↓
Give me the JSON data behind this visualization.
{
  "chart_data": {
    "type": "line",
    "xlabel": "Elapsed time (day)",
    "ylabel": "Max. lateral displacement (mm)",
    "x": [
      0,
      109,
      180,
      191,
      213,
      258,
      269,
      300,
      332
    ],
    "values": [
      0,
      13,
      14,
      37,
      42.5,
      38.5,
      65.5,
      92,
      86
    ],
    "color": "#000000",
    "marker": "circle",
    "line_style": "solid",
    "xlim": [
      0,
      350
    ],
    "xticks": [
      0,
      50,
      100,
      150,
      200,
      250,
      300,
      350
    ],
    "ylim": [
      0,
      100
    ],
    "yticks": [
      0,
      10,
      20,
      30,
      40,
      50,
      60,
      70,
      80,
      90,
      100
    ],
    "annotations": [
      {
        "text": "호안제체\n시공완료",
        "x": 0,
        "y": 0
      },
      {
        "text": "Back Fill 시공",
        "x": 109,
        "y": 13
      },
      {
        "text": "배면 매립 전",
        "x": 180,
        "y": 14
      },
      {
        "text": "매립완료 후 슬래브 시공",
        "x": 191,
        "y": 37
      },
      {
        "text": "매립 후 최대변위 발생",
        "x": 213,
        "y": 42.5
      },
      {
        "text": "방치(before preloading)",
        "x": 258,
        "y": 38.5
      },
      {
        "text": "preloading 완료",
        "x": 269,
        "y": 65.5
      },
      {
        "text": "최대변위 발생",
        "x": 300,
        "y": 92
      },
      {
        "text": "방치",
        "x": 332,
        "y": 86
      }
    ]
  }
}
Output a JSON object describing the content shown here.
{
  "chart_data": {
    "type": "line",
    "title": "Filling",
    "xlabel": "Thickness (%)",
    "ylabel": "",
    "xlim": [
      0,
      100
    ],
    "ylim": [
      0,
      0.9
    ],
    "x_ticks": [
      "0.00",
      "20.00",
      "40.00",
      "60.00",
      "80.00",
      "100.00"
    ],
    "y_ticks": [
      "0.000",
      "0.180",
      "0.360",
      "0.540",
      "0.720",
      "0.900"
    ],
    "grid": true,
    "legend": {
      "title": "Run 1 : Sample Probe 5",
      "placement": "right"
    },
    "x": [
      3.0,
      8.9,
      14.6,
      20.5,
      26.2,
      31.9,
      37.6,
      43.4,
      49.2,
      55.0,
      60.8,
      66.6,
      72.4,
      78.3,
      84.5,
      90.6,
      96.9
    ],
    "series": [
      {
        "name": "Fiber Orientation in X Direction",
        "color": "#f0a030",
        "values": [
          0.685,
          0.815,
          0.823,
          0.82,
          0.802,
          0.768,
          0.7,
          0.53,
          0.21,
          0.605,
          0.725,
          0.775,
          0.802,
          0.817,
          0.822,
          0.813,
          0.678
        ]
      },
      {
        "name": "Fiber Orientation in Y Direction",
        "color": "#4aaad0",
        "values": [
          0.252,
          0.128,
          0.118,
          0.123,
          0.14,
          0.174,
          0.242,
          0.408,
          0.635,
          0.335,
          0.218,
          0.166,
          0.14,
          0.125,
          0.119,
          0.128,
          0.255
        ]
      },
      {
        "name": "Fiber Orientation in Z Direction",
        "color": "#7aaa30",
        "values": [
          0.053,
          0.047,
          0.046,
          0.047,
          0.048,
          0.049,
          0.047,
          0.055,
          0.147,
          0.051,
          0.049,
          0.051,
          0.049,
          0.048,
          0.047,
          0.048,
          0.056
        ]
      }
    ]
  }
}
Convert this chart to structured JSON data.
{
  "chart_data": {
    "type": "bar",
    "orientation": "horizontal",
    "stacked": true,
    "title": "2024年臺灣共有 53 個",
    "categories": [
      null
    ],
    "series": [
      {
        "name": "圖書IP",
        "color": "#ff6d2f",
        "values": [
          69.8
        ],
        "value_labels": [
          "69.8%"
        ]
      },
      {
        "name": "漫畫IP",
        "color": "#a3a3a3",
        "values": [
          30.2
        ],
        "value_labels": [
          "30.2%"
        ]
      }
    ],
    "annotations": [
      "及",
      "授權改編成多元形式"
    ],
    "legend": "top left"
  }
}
↑
Every record above should be output exactly.

Give me the JSON data behind this visualization.
{
  "chart_data": {
    "type": "line",
    "xlabel": "Elapsed time (day)",
    "ylabel": "Max. lateral displacement (mm)",
    "x": [
      0,
      109,
      180,
      191,
      213,
      258,
      269,
      300,
      332
    ],
    "values": [
      0,
      13,
      14,
      37,
      42.5,
      38.5,
      65.5,
      92,
      86
    ],
    "color": "#000000",
    "marker": "circle",
    "line_style": "solid",
    "xlim": [
      0,
      350
    ],
    "xticks": [
      0,
      50,
      100,
      150,
      200,
      250,
      300,
      350
    ],
    "ylim": [
      0,
      100
    ],
    "yticks": [
      0,
      10,
      20,
      30,
      40,
      50,
      60,
      70,
      80,
      90,
      100
    ],
    "annotations": [
      {
        "text": "호안제체\n시공완료",
        "x": 0,
        "y": 0
      },
      {
        "text": "Back Fill 시공",
        "x": 109,
        "y": 13
      },
      {
        "text": "배면 매립 전",
        "x": 180,
        "y": 14
      },
      {
        "text": "매립완료 후 슬래브 시공",
        "x": 191,
        "y": 37
      },
      {
        "text": "매립 후 최대변위 발생",
        "x": 213,
        "y": 42.5
      },
      {
        "text": "방치(before preloading)",
        "x": 258,
        "y": 38.5
      },
      {
        "text": "preloading 완료",
        "x": 269,
        "y": 65.5
      },
      {
        "text": "최대변위 발생",
        "x": 300,
        "y": 92
      },
      {
        "text": "방치",
        "x": 332,
        "y": 86
      }
    ]
  }
}
Output a JSON object describing the content shown here.
{
  "chart_data": {
    "type": "line",
    "title": "Filling",
    "xlabel": "Thickness (%)",
    "ylabel": "",
    "xlim": [
      0,
      100
    ],
    "ylim": [
      0,
      0.9
    ],
    "x_ticks": [
      "0.00",
      "20.00",
      "40.00",
      "60.00",
      "80.00",
      "100.00"
    ],
    "y_ticks": [
      "0.000",
      "0.180",
      "0.360",
      "0.540",
      "0.720",
      "0.900"
    ],
    "grid": true,
    "legend": {
      "title": "Run 1 : Sample Probe 5",
      "placement": "right"
    },
    "x": [
      3.0,
      8.9,
      14.6,
      20.5,
      26.2,
      31.9,
      37.6,
      43.4,
      49.2,
      55.0,
      60.8,
      66.6,
      72.4,
      78.3,
      84.5,
      90.6,
      96.9
    ],
    "series": [
      {
        "name": "Fiber Orientation in X Direction",
        "color": "#f0a030",
        "values": [
          0.685,
          0.815,
          0.823,
          0.82,
          0.802,
          0.768,
          0.7,
          0.53,
          0.21,
          0.605,
          0.725,
          0.775,
          0.802,
          0.817,
          0.822,
          0.813,
          0.678
        ]
      },
      {
        "name": "Fiber Orientation in Y Direction",
        "color": "#4aaad0",
        "values": [
          0.252,
          0.128,
          0.118,
          0.123,
          0.14,
          0.174,
          0.242,
          0.408,
          0.635,
          0.335,
          0.218,
          0.166,
          0.14,
          0.125,
          0.119,
          0.128,
          0.255
        ]
      },
      {
        "name": "Fiber Orientation in Z Direction",
        "color": "#7aaa30",
        "values": [
          0.053,
          0.047,
          0.046,
          0.047,
          0.048,
          0.049,
          0.047,
          0.055,
          0.147,
          0.051,
          0.049,
          0.051,
          0.049,
          0.048,
          0.047,
          0.048,
          0.056
        ]
      }
    ]
  }
}
Convert this chart to structured JSON data.
{
  "chart_data": {
    "type": "bar",
    "orientation": "horizontal",
    "stacked": true,
    "title": "2024年臺灣共有 53 個",
    "categories": [
      null
    ],
    "series": [
      {
        "name": "圖書IP",
        "color": "#ff6d2f",
        "values": [
          69.8
        ],
        "value_labels": [
          "69.8%"
        ]
      },
      {
        "name": "漫畫IP",
        "color": "#a3a3a3",
        "values": [
          30.2
        ],
        "value_labels": [
          "30.2%"
        ]
      }
    ],
    "annotations": [
      "及",
      "授權改編成多元形式"
    ],
    "legend": "top left"
  }
}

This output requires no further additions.